BEGIN Provided data

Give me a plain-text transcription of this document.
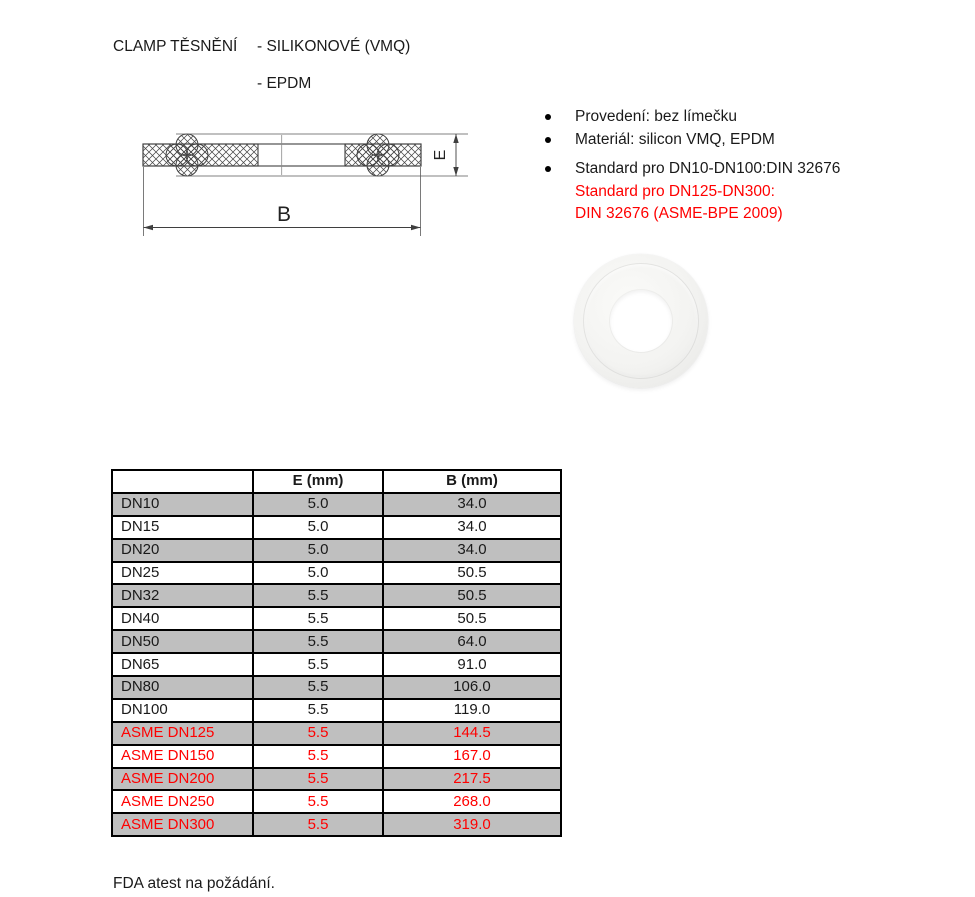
CLAMP TĚSNĚNÍ - SILIKONOVÉ (VMQ)
- EPDM
E
B
Provedení: bez límečku
Materiál: silicon VMQ, EPDM
Standard pro DN10-DN100:DIN 32676
Standard pro DN125-DN300:
DIN 32676 (ASME-BPE 2009)
	E (mm)	B (mm)
DN10	5.0	34.0
DN15	5.0	34.0
DN20	5.0	34.0
DN25	5.0	50.5
DN32	5.5	50.5
DN40	5.5	50.5
DN50	5.5	64.0
DN65	5.5	91.0
DN80	5.5	106.0
DN100	5.5	119.0
ASME DN125	5.5	144.5
ASME DN150	5.5	167.0
ASME DN200	5.5	217.5
ASME DN250	5.5	268.0
ASME DN300	5.5	319.0
FDA atest na požádání.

END Provided data

Return every line containing "Standard".

Worked answer:
Standard pro DN10-DN100:DIN 32676
Standard pro DN125-DN300:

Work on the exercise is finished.